╭──

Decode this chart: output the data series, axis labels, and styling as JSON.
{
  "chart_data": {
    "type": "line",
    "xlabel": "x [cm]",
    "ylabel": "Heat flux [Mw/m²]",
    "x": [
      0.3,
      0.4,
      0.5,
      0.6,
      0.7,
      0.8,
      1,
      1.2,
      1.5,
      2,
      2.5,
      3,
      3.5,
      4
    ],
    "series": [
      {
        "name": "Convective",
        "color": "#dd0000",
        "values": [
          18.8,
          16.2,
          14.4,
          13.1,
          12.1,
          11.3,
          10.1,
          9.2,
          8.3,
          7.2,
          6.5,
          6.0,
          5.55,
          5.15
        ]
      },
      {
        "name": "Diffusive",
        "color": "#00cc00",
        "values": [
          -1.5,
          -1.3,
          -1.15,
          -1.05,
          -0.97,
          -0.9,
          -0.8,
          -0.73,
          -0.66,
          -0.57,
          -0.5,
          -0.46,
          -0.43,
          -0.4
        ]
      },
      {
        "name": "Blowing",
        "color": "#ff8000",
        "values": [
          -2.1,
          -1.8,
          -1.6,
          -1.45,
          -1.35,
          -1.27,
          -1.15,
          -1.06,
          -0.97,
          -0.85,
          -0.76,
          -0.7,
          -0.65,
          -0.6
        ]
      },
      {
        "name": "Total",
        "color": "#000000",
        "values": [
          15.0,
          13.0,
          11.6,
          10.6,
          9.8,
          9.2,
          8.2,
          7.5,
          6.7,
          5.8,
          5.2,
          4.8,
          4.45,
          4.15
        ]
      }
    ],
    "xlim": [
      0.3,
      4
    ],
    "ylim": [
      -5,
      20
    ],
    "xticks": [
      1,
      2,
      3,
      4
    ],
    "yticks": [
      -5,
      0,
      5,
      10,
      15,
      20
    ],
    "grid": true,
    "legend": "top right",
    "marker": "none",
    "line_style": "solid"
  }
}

╰──
╭──

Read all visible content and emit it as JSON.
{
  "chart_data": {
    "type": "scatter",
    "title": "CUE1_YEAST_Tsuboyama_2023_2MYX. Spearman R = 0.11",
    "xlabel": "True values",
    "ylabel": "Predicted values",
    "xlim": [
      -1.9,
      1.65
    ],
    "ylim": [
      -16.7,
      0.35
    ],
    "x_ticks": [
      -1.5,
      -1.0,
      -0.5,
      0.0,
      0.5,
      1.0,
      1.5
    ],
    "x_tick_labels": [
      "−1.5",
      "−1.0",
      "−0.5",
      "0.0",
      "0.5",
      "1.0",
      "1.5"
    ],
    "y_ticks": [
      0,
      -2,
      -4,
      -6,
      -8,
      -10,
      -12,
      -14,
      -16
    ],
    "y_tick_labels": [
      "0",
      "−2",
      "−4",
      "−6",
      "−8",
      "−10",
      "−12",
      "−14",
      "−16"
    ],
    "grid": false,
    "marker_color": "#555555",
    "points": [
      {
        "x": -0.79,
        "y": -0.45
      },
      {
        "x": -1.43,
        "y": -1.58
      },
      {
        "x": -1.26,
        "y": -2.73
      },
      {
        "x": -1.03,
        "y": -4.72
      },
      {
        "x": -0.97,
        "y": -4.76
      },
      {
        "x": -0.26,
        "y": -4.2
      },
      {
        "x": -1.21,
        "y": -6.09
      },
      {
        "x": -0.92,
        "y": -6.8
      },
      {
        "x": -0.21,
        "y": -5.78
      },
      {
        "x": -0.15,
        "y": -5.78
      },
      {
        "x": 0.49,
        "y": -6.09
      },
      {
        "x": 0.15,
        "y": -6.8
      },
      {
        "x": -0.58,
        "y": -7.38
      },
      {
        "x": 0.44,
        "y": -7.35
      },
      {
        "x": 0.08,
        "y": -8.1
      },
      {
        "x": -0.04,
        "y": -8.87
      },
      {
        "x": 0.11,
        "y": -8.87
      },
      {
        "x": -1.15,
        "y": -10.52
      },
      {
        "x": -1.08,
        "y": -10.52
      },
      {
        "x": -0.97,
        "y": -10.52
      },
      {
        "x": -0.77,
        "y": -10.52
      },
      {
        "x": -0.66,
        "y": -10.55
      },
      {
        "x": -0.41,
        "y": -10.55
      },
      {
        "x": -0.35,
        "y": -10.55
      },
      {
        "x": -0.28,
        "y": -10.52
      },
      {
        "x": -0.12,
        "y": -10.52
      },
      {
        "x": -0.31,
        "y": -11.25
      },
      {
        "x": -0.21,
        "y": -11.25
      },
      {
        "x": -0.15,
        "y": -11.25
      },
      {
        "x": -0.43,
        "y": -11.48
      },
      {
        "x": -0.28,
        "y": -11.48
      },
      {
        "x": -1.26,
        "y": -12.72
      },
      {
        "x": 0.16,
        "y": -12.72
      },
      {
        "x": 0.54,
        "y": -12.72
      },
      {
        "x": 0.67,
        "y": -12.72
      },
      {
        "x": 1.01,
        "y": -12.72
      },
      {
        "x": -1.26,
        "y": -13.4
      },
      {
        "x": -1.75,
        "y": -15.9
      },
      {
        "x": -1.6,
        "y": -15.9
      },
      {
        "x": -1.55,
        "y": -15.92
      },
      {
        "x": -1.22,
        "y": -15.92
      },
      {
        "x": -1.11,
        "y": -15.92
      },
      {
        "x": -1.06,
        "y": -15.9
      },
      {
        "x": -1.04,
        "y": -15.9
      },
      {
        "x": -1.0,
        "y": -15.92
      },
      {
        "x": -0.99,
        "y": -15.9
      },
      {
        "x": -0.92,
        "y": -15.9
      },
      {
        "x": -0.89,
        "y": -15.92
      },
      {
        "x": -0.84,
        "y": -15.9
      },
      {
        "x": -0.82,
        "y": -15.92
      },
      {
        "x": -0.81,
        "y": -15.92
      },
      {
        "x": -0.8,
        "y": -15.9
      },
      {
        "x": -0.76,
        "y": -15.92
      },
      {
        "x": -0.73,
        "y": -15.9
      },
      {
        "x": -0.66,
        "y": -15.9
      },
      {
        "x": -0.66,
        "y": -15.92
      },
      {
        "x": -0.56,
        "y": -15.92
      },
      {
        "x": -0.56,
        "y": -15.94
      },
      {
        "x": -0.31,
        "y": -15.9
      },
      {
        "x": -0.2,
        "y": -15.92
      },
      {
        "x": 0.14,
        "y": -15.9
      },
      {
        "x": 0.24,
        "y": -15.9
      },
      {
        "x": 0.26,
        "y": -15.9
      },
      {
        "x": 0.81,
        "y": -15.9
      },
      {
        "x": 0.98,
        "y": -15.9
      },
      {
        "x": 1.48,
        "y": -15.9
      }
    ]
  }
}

╰──

Task goal =
Check each line of the records for the word "name" and extract those that contain it.

Worked solution =
        "name": "Convective",
        "name": "Diffusive",
        "name": "Blowing",
        "name": "Total",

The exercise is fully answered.